[start Rows]

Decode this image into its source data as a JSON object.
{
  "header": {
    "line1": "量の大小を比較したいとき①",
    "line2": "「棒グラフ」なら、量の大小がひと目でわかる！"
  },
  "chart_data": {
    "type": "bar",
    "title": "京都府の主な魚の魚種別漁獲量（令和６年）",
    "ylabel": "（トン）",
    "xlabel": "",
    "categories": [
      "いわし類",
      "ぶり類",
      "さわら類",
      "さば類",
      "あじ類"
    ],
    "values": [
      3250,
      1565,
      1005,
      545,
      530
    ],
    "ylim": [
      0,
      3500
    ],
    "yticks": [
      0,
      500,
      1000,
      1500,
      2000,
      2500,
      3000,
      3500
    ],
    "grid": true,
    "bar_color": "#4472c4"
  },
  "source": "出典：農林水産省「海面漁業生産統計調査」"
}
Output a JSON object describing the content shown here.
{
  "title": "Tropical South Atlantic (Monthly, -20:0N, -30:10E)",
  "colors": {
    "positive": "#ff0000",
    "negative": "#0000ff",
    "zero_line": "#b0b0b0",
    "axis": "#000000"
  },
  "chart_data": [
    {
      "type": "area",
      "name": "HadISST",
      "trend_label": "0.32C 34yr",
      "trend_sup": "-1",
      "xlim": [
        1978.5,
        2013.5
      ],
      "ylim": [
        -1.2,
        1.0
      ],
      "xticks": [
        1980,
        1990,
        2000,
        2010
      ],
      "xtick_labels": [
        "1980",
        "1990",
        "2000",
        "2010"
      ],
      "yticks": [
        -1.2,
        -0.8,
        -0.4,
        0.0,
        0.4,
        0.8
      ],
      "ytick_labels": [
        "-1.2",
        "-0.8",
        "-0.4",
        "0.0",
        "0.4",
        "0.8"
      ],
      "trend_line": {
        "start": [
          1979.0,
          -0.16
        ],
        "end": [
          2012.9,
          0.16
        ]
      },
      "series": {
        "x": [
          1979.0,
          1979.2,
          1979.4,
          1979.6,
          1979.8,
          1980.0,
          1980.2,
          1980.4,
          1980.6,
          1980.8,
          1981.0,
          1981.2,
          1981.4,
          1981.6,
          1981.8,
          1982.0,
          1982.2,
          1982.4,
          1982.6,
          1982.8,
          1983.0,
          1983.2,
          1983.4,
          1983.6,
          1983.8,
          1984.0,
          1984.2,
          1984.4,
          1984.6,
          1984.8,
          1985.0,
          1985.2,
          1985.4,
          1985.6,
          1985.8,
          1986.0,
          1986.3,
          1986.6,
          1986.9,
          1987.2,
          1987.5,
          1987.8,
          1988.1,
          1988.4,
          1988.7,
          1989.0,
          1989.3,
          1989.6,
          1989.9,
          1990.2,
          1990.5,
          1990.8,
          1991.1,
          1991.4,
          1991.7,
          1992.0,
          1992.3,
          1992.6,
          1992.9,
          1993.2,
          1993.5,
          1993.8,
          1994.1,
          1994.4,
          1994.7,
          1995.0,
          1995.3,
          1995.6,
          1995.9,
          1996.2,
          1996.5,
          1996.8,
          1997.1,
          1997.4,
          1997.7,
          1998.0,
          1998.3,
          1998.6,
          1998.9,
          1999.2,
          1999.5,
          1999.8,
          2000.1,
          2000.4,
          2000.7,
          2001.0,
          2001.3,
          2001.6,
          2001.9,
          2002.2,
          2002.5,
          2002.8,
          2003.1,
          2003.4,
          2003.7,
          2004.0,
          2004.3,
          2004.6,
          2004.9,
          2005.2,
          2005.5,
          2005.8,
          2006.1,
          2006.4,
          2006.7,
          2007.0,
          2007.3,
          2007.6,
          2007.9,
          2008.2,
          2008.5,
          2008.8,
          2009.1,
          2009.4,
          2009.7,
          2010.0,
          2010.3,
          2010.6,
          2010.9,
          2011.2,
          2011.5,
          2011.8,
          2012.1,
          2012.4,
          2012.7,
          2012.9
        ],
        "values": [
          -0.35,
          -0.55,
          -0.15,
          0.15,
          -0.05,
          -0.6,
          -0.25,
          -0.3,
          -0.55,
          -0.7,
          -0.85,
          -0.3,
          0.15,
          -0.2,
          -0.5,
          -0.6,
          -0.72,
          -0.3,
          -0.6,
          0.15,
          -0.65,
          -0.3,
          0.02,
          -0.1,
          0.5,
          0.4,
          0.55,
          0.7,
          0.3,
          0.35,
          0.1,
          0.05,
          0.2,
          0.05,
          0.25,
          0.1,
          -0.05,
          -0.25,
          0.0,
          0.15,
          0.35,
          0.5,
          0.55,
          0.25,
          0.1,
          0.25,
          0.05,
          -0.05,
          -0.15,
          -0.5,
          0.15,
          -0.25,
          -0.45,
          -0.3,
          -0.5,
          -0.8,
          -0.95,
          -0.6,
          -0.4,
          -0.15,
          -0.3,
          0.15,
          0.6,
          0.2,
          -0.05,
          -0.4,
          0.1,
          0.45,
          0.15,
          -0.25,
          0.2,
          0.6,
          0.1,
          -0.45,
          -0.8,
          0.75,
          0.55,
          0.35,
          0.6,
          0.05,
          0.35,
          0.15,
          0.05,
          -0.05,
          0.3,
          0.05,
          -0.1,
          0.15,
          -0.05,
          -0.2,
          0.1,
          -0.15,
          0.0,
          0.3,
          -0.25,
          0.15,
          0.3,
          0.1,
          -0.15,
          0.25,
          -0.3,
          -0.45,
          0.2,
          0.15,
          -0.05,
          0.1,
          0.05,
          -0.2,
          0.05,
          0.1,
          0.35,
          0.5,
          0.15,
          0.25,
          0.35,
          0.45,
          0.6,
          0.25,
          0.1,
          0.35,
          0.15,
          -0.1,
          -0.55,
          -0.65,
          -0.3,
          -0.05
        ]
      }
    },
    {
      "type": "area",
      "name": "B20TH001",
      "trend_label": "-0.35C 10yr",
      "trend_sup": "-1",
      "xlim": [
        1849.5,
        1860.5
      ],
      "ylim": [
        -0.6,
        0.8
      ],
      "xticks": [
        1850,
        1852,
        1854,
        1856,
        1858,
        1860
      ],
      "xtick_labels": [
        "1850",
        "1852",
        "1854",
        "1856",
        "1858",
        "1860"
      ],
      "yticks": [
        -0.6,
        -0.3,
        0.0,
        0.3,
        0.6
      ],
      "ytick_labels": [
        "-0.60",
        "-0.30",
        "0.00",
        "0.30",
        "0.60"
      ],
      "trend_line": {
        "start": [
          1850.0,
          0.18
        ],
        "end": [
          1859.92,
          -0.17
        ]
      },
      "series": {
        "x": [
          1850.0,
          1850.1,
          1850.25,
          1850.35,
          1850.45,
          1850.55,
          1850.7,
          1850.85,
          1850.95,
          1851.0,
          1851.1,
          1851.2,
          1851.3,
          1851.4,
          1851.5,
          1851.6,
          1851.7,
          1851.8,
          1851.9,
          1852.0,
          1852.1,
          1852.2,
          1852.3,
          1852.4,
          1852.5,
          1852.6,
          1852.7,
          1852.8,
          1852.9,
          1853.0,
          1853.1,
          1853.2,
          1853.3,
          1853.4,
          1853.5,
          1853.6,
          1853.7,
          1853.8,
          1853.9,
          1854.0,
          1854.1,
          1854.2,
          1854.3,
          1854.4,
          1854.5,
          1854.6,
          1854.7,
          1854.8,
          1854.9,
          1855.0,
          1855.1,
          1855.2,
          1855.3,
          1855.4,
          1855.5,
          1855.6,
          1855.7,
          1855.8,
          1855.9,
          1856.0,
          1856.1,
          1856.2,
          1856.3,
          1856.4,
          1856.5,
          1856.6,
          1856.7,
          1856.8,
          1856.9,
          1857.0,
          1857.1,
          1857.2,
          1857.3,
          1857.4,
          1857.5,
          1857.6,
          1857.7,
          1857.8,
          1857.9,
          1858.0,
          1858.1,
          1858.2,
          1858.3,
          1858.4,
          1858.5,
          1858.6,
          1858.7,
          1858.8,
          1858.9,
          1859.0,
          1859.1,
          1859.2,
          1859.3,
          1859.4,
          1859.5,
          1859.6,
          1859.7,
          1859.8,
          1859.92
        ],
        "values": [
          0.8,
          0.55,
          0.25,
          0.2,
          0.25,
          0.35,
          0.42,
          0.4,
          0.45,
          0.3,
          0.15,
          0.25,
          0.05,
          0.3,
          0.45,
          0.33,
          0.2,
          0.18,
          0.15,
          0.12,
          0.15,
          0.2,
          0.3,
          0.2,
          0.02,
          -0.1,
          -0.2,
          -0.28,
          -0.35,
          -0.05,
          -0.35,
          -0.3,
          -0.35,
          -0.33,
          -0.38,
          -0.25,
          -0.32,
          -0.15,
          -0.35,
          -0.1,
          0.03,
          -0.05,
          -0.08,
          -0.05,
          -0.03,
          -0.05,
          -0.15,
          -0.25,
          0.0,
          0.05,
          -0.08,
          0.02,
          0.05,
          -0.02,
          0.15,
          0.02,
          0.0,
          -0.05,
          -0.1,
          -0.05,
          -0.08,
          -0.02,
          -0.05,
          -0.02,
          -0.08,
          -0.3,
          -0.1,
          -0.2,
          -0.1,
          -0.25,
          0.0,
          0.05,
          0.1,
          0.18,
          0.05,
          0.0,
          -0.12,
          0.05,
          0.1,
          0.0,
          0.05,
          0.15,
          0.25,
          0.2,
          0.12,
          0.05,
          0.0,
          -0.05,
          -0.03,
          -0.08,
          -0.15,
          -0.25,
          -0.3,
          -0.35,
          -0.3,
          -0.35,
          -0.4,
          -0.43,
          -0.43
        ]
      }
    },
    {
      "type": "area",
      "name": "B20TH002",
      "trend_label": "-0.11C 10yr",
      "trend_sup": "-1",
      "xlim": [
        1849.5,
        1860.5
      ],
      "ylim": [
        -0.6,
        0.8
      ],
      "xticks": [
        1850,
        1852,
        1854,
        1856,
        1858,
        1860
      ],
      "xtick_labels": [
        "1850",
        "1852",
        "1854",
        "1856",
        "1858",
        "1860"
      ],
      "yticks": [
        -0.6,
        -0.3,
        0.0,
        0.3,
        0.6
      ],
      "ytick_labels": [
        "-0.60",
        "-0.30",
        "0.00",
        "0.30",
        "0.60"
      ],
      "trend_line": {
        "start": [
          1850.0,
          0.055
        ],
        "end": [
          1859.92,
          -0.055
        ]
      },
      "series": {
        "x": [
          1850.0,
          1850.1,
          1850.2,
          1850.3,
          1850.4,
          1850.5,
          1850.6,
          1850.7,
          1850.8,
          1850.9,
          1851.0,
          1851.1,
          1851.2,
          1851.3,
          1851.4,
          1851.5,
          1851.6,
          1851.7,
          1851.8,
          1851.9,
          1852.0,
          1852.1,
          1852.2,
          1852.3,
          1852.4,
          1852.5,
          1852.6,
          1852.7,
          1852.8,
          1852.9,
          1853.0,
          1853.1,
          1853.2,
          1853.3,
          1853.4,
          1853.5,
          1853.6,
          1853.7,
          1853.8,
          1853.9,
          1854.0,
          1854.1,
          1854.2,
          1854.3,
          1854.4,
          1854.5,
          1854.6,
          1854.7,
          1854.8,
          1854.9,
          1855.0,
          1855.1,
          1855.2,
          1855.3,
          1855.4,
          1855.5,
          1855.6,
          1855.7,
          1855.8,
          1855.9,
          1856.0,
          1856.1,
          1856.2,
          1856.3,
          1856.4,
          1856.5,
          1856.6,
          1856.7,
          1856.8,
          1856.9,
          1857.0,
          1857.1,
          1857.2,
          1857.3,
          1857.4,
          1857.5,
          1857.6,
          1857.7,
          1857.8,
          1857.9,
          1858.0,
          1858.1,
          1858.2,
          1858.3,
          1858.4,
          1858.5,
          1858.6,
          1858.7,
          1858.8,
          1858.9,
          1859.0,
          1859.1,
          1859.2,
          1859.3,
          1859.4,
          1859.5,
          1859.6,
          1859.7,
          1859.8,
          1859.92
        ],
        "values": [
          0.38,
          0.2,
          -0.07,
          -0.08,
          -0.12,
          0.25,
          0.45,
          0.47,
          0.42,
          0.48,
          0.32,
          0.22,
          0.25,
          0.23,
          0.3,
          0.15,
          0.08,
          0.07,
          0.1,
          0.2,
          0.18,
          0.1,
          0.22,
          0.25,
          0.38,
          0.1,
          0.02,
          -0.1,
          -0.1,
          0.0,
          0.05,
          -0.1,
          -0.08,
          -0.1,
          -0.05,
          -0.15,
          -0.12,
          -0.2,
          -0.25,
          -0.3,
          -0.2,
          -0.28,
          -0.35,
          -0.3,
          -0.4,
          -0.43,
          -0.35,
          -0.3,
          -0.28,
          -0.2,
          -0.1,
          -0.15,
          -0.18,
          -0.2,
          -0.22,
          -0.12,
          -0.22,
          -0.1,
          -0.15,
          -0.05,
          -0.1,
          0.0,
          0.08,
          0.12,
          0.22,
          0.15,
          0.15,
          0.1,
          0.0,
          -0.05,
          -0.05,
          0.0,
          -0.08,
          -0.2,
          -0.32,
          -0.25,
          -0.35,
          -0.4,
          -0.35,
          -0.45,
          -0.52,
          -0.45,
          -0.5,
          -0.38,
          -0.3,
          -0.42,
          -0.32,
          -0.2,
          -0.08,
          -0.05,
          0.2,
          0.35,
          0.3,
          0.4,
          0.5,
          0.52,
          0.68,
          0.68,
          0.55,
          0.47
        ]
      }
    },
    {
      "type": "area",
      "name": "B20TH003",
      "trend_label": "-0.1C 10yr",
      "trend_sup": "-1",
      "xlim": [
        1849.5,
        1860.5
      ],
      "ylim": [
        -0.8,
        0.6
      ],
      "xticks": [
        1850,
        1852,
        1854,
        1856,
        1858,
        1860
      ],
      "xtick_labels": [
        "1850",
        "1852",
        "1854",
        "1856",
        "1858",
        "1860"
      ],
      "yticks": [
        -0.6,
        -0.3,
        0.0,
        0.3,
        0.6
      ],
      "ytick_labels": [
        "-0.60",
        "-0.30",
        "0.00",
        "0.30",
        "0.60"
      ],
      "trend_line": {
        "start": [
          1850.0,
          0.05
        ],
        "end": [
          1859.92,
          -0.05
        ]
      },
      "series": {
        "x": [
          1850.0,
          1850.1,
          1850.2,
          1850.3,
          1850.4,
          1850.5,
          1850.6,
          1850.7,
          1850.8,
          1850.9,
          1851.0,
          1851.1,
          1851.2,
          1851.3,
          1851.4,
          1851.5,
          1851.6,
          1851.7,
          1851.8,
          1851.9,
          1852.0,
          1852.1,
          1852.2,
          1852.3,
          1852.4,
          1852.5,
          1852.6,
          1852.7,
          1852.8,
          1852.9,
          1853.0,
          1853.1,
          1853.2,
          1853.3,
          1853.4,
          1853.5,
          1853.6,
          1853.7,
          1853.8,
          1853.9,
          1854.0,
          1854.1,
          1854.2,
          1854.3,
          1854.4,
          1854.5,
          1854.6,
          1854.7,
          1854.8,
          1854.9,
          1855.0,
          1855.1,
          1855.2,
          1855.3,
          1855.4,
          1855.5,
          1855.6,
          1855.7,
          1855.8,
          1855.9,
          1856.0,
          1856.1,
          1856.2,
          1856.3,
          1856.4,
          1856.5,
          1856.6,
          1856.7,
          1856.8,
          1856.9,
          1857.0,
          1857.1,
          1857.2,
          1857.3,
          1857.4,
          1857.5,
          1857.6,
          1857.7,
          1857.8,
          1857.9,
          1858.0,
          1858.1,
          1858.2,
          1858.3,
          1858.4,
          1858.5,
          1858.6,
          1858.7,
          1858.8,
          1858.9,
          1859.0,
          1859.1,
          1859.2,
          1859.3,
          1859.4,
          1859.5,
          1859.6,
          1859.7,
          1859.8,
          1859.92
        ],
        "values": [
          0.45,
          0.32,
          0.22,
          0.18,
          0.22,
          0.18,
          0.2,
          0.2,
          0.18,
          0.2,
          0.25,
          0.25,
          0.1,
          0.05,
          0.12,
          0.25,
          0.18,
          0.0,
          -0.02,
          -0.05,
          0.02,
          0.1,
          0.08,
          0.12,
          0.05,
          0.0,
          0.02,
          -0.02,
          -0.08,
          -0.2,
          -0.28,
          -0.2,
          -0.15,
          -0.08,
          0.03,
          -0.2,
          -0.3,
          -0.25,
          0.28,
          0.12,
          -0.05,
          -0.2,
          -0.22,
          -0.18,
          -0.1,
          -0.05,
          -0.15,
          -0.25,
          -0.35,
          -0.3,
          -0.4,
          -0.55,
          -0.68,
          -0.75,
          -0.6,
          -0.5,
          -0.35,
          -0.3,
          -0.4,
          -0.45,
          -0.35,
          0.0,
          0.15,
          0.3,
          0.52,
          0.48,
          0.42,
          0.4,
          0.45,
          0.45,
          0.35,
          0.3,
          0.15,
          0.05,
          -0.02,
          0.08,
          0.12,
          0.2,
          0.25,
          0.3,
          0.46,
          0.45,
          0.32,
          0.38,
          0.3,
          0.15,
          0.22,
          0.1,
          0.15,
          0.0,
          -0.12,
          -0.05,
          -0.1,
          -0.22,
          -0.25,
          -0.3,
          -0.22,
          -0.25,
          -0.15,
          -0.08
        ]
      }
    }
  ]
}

[end Rows]

Lines containing the string "source" are to be selected and copied.

• [Answer in full]:
Decode this image into its source data as a JSON object.
  "source": "出典：農林水産省「海面漁業生産統計調査」"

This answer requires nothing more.